Stored items from a collection:
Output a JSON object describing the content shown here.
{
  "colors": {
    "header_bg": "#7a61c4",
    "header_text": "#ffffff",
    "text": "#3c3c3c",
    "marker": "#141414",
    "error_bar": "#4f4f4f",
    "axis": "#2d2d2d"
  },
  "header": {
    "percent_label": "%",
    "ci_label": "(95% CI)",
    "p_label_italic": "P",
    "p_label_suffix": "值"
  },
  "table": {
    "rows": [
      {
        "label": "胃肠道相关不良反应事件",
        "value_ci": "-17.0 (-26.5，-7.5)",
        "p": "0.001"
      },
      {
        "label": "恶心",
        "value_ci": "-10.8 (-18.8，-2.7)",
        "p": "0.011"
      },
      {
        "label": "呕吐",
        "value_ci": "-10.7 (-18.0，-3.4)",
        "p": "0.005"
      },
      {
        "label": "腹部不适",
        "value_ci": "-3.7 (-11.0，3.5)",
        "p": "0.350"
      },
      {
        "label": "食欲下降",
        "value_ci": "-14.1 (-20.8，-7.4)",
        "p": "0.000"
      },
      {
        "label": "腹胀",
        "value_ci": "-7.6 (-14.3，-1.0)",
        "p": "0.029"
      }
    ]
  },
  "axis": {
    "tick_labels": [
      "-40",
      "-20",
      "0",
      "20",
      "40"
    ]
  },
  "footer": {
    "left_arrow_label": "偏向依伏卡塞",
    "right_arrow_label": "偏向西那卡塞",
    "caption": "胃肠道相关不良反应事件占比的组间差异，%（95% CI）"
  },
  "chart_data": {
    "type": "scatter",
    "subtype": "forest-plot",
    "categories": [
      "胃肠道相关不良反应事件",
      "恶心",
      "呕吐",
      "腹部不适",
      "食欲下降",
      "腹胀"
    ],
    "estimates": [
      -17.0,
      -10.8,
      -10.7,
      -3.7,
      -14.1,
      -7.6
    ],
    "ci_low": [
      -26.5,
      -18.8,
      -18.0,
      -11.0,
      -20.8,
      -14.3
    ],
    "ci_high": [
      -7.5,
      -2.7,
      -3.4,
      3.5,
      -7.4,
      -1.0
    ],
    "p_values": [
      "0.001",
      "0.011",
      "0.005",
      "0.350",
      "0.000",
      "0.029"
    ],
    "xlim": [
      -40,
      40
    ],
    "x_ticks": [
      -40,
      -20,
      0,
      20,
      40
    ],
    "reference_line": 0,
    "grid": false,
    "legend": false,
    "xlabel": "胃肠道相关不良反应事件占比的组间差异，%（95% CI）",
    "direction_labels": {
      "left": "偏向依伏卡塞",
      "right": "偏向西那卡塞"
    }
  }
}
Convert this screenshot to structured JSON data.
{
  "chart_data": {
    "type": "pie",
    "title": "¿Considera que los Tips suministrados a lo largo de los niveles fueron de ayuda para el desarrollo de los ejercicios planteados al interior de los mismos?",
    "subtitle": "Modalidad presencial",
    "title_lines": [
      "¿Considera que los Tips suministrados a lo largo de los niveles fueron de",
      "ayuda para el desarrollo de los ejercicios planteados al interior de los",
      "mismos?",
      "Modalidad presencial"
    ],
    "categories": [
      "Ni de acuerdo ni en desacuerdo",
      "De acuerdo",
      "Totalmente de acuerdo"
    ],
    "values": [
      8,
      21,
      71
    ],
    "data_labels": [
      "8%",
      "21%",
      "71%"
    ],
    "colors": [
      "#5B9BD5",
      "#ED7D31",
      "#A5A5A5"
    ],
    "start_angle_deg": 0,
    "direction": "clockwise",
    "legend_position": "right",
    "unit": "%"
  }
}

What you are asked to do: Can you restate every record above word for word?

Answer to the task:
Output a JSON object describing the content shown here.
{
  "colors": {
    "header_bg": "#7a61c4",
    "header_text": "#ffffff",
    "text": "#3c3c3c",
    "marker": "#141414",
    "error_bar": "#4f4f4f",
    "axis": "#2d2d2d"
  },
  "header": {
    "percent_label": "%",
    "ci_label": "(95% CI)",
    "p_label_italic": "P",
    "p_label_suffix": "值"
  },
  "table": {
    "rows": [
      {
        "label": "胃肠道相关不良反应事件",
        "value_ci": "-17.0 (-26.5，-7.5)",
        "p": "0.001"
      },
      {
        "label": "恶心",
        "value_ci": "-10.8 (-18.8，-2.7)",
        "p": "0.011"
      },
      {
        "label": "呕吐",
        "value_ci": "-10.7 (-18.0，-3.4)",
        "p": "0.005"
      },
      {
        "label": "腹部不适",
        "value_ci": "-3.7 (-11.0，3.5)",
        "p": "0.350"
      },
      {
        "label": "食欲下降",
        "value_ci": "-14.1 (-20.8，-7.4)",
        "p": "0.000"
      },
      {
        "label": "腹胀",
        "value_ci": "-7.6 (-14.3，-1.0)",
        "p": "0.029"
      }
    ]
  },
  "axis": {
    "tick_labels": [
      "-40",
      "-20",
      "0",
      "20",
      "40"
    ]
  },
  "footer": {
    "left_arrow_label": "偏向依伏卡塞",
    "right_arrow_label": "偏向西那卡塞",
    "caption": "胃肠道相关不良反应事件占比的组间差异，%（95% CI）"
  },
  "chart_data": {
    "type": "scatter",
    "subtype": "forest-plot",
    "categories": [
      "胃肠道相关不良反应事件",
      "恶心",
      "呕吐",
      "腹部不适",
      "食欲下降",
      "腹胀"
    ],
    "estimates": [
      -17.0,
      -10.8,
      -10.7,
      -3.7,
      -14.1,
      -7.6
    ],
    "ci_low": [
      -26.5,
      -18.8,
      -18.0,
      -11.0,
      -20.8,
      -14.3
    ],
    "ci_high": [
      -7.5,
      -2.7,
      -3.4,
      3.5,
      -7.4,
      -1.0
    ],
    "p_values": [
      "0.001",
      "0.011",
      "0.005",
      "0.350",
      "0.000",
      "0.029"
    ],
    "xlim": [
      -40,
      40
    ],
    "x_ticks": [
      -40,
      -20,
      0,
      20,
      40
    ],
    "reference_line": 0,
    "grid": false,
    "legend": false,
    "xlabel": "胃肠道相关不良反应事件占比的组间差异，%（95% CI）",
    "direction_labels": {
      "left": "偏向依伏卡塞",
      "right": "偏向西那卡塞"
    }
  }
}
Convert this screenshot to structured JSON data.
{
  "chart_data": {
    "type": "pie",
    "title": "¿Considera que los Tips suministrados a lo largo de los niveles fueron de ayuda para el desarrollo de los ejercicios planteados al interior de los mismos?",
    "subtitle": "Modalidad presencial",
    "title_lines": [
      "¿Considera que los Tips suministrados a lo largo de los niveles fueron de",
      "ayuda para el desarrollo de los ejercicios planteados al interior de los",
      "mismos?",
      "Modalidad presencial"
    ],
    "categories": [
      "Ni de acuerdo ni en desacuerdo",
      "De acuerdo",
      "Totalmente de acuerdo"
    ],
    "values": [
      8,
      21,
      71
    ],
    "data_labels": [
      "8%",
      "21%",
      "71%"
    ],
    "colors": [
      "#5B9BD5",
      "#ED7D31",
      "#A5A5A5"
    ],
    "start_angle_deg": 0,
    "direction": "clockwise",
    "legend_position": "right",
    "unit": "%"
  }
}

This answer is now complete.